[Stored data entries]
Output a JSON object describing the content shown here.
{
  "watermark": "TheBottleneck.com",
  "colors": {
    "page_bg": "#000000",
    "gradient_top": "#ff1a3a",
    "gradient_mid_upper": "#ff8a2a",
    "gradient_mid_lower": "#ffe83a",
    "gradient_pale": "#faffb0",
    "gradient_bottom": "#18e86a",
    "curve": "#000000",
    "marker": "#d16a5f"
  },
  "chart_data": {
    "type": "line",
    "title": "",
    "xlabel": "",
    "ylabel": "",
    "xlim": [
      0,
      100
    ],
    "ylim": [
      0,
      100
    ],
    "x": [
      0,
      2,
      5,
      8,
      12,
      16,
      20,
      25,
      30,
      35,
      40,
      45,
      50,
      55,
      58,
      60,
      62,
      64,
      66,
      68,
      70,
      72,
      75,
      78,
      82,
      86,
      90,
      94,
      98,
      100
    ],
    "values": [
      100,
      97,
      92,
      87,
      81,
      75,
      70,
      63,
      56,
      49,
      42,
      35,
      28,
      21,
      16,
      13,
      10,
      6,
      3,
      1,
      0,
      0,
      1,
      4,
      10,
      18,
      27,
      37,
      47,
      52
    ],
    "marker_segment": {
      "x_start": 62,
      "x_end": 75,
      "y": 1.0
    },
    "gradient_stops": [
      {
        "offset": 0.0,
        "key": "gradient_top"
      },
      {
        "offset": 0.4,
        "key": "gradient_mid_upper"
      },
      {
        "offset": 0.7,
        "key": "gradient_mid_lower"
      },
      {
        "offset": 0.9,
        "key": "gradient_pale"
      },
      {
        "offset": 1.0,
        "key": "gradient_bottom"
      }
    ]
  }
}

Written problem ▸ The whole listing above needs to be written out again exactly.

Full answer ▸
Output a JSON object describing the content shown here.
{
  "watermark": "TheBottleneck.com",
  "colors": {
    "page_bg": "#000000",
    "gradient_top": "#ff1a3a",
    "gradient_mid_upper": "#ff8a2a",
    "gradient_mid_lower": "#ffe83a",
    "gradient_pale": "#faffb0",
    "gradient_bottom": "#18e86a",
    "curve": "#000000",
    "marker": "#d16a5f"
  },
  "chart_data": {
    "type": "line",
    "title": "",
    "xlabel": "",
    "ylabel": "",
    "xlim": [
      0,
      100
    ],
    "ylim": [
      0,
      100
    ],
    "x": [
      0,
      2,
      5,
      8,
      12,
      16,
      20,
      25,
      30,
      35,
      40,
      45,
      50,
      55,
      58,
      60,
      62,
      64,
      66,
      68,
      70,
      72,
      75,
      78,
      82,
      86,
      90,
      94,
      98,
      100
    ],
    "values": [
      100,
      97,
      92,
      87,
      81,
      75,
      70,
      63,
      56,
      49,
      42,
      35,
      28,
      21,
      16,
      13,
      10,
      6,
      3,
      1,
      0,
      0,
      1,
      4,
      10,
      18,
      27,
      37,
      47,
      52
    ],
    "marker_segment": {
      "x_start": 62,
      "x_end": 75,
      "y": 1.0
    },
    "gradient_stops": [
      {
        "offset": 0.0,
        "key": "gradient_top"
      },
      {
        "offset": 0.4,
        "key": "gradient_mid_upper"
      },
      {
        "offset": 0.7,
        "key": "gradient_mid_lower"
      },
      {
        "offset": 0.9,
        "key": "gradient_pale"
      },
      {
        "offset": 1.0,
        "key": "gradient_bottom"
      }
    ]
  }
}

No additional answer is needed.